> WHAT IS BEING ASKED
Pull every line containing "эсэх" out of the material below.

> INPUT
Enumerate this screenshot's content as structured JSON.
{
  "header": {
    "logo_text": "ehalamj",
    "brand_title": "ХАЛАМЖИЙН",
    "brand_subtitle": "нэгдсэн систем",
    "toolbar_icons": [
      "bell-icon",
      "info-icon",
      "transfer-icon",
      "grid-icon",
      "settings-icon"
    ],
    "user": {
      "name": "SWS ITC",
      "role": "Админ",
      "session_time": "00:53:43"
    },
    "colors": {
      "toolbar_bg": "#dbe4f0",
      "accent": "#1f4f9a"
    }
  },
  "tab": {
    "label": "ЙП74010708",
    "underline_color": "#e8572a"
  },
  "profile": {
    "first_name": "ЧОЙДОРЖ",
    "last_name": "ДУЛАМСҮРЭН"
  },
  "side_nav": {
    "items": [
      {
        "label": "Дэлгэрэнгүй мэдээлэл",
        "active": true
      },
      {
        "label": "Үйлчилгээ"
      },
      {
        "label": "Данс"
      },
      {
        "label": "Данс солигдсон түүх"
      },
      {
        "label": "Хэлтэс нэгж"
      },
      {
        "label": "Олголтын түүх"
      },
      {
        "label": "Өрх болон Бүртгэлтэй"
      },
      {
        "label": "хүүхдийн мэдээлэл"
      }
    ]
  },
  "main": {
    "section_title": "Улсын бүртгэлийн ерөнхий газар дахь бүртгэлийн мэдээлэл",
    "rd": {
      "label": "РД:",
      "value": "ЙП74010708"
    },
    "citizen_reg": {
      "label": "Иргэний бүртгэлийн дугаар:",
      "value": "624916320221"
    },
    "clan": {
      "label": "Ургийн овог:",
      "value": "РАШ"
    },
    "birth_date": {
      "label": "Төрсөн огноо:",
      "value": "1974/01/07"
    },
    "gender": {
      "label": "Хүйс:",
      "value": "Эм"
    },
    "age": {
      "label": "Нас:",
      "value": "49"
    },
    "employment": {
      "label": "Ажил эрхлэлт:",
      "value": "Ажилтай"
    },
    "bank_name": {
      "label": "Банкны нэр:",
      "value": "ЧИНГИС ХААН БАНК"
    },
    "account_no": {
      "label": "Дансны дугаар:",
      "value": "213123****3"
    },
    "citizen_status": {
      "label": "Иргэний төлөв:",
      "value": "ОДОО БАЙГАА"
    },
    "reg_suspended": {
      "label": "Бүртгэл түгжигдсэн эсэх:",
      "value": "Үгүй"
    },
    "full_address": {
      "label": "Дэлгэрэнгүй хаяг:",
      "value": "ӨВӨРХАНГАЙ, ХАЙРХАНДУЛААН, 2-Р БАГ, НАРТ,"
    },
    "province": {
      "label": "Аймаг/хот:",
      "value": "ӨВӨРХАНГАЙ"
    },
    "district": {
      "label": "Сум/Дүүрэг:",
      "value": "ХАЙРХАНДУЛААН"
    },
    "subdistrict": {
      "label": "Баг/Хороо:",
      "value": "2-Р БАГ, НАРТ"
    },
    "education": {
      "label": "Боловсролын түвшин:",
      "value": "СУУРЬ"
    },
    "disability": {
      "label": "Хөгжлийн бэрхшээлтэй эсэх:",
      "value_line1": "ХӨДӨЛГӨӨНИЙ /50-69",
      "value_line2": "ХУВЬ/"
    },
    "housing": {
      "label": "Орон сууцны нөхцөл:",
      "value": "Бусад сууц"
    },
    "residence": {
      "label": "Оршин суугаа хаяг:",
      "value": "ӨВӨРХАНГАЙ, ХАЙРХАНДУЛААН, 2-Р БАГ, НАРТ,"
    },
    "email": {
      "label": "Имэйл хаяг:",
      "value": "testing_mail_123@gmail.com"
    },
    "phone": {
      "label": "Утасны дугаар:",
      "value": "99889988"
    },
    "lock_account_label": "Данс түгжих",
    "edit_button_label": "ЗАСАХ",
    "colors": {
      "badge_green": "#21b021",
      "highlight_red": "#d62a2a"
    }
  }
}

> RESPONSE FOR THIS EXERCISE
      "label": "Бүртгэл түгжигдсэн эсэх:",
      "label": "Хөгжлийн бэрхшээлтэй эсэх:",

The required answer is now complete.